▸ Work instructions:
Give a verbatim quotation of every record.

▸ Material supplied:
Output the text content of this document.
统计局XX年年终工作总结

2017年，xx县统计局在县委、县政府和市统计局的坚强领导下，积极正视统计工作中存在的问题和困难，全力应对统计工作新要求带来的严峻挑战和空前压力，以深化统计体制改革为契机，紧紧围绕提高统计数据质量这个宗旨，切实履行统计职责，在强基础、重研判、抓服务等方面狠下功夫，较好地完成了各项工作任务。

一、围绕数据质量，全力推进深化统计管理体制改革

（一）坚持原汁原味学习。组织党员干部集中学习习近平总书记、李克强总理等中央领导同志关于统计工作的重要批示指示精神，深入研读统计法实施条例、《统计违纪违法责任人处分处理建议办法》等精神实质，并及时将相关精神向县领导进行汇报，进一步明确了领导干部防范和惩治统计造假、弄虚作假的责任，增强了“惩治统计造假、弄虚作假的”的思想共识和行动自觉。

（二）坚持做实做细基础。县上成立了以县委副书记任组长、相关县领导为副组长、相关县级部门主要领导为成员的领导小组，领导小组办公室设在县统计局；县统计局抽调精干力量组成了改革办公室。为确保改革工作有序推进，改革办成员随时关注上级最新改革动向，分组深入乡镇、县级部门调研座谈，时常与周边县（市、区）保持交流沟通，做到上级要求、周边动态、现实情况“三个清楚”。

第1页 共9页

▸ Solution for this task:
Output the text content of this document.
统计局XX年年终工作总结

2017年，xx县统计局在县委、县政府和市统计局的坚强领导下，积极正视统计工作中存在的问题和困难，全力应对统计工作新要求带来的严峻挑战和空前压力，以深化统计体制改革为契机，紧紧围绕提高统计数据质量这个宗旨，切实履行统计职责，在强基础、重研判、抓服务等方面狠下功夫，较好地完成了各项工作任务。

一、围绕数据质量，全力推进深化统计管理体制改革

（一）坚持原汁原味学习。组织党员干部集中学习习近平总书记、李克强总理等中央领导同志关于统计工作的重要批示指示精神，深入研读统计法实施条例、《统计违纪违法责任人处分处理建议办法》等精神实质，并及时将相关精神向县领导进行汇报，进一步明确了领导干部防范和惩治统计造假、弄虚作假的责任，增强了“惩治统计造假、弄虚作假的”的思想共识和行动自觉。

（二）坚持做实做细基础。县上成立了以县委副书记任组长、相关县领导为副组长、相关县级部门主要领导为成员的领导小组，领导小组办公室设在县统计局；县统计局抽调精干力量组成了改革办公室。为确保改革工作有序推进，改革办成员随时关注上级最新改革动向，分组深入乡镇、县级部门调研座谈，时常与周边县（市、区）保持交流沟通，做到上级要求、周边动态、现实情况“三个清楚”。

第1页 共9页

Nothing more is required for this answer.